## GIVEN PROBLEM:
Copy out all lines in the data below containing the string "ylabel".
═════ DATA FOR THIS TASK ═════
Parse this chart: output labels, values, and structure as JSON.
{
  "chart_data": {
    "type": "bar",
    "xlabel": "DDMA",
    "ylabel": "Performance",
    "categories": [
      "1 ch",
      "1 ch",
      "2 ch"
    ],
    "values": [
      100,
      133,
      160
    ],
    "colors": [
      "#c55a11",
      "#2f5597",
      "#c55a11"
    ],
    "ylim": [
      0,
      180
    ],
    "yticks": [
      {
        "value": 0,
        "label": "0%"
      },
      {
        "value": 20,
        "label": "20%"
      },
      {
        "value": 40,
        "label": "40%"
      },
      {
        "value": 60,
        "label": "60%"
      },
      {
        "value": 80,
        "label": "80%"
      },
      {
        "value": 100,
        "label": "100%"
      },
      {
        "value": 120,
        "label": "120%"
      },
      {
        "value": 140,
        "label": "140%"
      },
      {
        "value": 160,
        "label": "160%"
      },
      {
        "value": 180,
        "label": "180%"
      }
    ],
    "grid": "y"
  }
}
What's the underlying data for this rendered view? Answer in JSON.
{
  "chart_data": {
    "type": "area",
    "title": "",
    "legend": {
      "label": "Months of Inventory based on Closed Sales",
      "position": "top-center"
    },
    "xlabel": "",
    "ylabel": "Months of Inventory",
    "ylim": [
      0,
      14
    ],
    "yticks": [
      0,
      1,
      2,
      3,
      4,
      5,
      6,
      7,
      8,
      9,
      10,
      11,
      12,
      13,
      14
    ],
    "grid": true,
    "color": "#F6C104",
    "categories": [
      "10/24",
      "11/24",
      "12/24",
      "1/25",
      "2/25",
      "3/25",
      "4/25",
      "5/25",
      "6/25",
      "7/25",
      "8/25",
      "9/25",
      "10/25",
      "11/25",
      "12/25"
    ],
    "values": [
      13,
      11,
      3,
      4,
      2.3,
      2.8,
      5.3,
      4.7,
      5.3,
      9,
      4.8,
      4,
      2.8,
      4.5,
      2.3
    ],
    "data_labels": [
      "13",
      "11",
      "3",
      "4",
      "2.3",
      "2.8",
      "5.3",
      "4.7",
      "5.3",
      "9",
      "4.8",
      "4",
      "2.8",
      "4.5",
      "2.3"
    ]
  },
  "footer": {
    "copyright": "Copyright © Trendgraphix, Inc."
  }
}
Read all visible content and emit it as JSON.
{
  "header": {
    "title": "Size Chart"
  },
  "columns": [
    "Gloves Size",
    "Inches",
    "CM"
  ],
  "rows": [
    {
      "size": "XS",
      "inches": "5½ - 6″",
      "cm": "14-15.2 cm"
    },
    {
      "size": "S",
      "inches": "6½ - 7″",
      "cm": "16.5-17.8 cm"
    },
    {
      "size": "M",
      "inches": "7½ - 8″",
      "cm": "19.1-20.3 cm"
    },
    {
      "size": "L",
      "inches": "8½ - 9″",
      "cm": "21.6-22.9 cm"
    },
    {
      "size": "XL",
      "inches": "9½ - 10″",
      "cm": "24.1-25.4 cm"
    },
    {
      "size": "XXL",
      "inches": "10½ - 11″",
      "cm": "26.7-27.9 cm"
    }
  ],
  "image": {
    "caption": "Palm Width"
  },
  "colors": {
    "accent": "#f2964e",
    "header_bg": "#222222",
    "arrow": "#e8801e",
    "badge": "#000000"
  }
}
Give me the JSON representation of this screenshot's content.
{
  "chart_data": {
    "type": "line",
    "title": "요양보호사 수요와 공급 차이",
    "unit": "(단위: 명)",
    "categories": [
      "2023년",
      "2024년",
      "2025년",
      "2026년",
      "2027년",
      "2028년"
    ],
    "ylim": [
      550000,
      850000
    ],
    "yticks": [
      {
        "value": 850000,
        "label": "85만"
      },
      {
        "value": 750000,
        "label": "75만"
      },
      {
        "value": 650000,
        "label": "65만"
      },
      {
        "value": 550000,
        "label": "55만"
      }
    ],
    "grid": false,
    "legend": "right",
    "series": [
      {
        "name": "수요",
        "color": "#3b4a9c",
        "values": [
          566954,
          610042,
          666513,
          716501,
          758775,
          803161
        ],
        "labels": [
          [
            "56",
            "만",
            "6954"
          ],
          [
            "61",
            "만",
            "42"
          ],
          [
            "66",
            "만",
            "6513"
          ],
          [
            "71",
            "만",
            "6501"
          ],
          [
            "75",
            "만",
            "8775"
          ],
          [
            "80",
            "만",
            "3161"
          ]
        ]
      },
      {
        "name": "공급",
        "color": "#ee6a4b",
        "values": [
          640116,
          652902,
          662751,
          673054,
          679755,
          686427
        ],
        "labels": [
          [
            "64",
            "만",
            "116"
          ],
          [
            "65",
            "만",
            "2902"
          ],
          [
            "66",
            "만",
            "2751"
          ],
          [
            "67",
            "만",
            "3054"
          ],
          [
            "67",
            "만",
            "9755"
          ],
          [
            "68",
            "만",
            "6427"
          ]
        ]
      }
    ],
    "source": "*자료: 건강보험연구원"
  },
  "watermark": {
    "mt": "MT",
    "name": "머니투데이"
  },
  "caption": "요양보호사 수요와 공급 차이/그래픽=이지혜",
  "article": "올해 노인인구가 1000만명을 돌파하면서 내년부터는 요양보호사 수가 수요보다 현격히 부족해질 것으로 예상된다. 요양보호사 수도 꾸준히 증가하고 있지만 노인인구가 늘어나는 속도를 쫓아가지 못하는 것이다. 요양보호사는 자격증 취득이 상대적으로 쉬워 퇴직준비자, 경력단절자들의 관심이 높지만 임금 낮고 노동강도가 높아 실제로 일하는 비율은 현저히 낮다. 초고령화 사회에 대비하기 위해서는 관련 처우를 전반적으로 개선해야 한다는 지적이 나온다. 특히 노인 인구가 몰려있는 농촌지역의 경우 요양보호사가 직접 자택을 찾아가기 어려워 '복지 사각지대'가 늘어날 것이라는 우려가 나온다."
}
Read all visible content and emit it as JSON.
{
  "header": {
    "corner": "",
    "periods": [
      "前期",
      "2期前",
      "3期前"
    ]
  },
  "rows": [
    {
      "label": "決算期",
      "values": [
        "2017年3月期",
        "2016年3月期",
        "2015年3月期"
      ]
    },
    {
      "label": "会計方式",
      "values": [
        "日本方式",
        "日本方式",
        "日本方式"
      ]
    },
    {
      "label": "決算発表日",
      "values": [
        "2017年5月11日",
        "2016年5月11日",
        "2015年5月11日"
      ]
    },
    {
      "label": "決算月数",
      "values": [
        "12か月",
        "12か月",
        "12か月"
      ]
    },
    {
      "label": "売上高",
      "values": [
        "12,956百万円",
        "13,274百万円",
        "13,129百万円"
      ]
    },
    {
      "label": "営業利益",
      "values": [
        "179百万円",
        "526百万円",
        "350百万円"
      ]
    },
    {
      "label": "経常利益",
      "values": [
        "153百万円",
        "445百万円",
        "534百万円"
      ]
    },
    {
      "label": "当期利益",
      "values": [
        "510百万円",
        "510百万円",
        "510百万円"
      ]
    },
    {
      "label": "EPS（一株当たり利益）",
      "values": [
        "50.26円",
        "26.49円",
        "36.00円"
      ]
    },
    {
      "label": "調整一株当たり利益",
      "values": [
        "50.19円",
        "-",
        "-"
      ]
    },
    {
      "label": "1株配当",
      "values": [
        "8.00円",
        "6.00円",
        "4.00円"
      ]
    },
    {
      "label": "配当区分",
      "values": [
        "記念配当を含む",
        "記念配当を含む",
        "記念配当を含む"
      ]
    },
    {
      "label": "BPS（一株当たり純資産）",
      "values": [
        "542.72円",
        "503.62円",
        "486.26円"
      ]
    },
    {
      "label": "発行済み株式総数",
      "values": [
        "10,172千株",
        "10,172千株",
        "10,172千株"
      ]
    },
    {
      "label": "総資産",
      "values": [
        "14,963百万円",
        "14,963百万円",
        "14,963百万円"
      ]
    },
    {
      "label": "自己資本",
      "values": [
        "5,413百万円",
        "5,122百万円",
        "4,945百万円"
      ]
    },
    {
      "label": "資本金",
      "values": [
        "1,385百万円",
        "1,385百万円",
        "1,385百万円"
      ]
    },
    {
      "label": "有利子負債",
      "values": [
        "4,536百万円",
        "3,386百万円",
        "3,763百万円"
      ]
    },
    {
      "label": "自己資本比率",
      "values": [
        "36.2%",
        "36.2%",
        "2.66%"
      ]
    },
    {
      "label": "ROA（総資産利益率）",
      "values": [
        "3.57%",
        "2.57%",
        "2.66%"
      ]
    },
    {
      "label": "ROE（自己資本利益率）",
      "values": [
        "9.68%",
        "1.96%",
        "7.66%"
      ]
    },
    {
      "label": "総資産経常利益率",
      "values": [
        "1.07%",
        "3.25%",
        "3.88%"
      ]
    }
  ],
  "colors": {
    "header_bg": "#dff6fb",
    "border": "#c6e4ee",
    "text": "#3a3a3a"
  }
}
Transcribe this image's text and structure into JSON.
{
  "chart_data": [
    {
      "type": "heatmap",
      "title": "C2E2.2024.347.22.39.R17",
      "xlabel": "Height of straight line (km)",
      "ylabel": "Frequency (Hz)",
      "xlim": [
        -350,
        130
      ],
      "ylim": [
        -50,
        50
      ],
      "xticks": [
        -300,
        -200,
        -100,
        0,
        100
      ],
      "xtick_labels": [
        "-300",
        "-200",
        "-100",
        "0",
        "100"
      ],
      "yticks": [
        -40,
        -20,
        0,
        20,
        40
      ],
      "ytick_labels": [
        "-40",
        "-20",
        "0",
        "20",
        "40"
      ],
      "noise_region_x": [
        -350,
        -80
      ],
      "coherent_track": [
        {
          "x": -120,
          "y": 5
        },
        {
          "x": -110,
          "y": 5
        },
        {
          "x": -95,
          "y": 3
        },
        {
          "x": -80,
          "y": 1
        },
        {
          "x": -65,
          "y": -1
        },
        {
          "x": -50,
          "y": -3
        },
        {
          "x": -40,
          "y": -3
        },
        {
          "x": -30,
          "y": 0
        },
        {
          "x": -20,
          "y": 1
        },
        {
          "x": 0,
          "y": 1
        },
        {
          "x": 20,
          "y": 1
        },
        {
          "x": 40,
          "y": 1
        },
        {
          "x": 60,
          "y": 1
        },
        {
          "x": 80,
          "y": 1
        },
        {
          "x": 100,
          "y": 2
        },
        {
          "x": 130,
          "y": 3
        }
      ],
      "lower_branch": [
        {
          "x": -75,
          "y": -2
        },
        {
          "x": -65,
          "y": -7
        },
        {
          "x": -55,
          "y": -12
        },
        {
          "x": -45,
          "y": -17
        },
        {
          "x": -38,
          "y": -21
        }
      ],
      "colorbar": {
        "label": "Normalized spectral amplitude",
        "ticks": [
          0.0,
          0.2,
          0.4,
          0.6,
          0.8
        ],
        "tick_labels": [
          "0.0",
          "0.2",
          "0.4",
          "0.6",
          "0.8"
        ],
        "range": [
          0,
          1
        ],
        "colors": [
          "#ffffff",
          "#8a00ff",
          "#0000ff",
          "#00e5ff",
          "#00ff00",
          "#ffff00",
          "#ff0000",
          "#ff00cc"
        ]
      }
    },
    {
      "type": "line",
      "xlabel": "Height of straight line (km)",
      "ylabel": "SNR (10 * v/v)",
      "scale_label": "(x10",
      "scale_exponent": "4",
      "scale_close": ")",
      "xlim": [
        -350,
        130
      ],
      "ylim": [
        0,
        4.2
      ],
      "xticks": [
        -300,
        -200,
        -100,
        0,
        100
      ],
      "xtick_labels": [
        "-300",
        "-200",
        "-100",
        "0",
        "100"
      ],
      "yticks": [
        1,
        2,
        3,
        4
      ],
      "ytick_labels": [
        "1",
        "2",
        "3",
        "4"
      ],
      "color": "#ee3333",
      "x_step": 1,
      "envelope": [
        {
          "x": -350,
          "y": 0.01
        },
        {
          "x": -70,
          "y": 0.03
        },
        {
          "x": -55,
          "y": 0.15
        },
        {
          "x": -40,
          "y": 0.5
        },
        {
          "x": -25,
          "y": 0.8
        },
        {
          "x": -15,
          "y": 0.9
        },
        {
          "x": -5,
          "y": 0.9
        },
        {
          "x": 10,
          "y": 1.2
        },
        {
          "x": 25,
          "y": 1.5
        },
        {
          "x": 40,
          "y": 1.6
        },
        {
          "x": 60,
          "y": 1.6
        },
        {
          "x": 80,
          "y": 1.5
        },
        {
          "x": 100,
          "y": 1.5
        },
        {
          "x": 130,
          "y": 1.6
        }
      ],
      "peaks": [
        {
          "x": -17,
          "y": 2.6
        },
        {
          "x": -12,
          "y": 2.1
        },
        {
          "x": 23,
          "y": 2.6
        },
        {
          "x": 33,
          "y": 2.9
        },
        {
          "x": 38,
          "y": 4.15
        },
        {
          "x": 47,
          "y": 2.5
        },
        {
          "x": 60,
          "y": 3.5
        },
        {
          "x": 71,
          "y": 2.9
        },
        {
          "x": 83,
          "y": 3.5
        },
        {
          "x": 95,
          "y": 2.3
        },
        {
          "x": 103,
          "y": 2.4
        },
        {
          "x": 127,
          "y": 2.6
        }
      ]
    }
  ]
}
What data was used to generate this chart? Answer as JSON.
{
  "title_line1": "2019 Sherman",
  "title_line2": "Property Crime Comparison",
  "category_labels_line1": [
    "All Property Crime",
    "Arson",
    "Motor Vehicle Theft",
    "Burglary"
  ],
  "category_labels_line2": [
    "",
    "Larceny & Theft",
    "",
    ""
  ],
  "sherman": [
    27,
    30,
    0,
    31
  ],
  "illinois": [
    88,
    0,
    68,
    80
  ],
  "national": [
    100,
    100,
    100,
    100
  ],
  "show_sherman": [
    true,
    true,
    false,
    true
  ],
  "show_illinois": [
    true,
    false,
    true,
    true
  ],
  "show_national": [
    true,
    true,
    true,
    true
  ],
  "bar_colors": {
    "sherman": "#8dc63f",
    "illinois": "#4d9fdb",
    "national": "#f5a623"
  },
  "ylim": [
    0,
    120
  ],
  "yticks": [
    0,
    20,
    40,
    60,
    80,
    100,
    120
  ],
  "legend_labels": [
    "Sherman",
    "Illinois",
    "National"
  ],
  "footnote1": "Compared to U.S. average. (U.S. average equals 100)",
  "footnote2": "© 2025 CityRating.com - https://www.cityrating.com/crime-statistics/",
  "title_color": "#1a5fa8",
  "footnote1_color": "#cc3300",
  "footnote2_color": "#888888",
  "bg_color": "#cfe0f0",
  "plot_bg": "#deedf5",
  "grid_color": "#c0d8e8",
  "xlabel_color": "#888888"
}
═════
## SOLUTION BELOW:
    "ylabel": "Performance",
    "ylabel": "Months of Inventory",
      "ylabel": "Frequency (Hz)",
      "ylabel": "SNR (10 * v/v)",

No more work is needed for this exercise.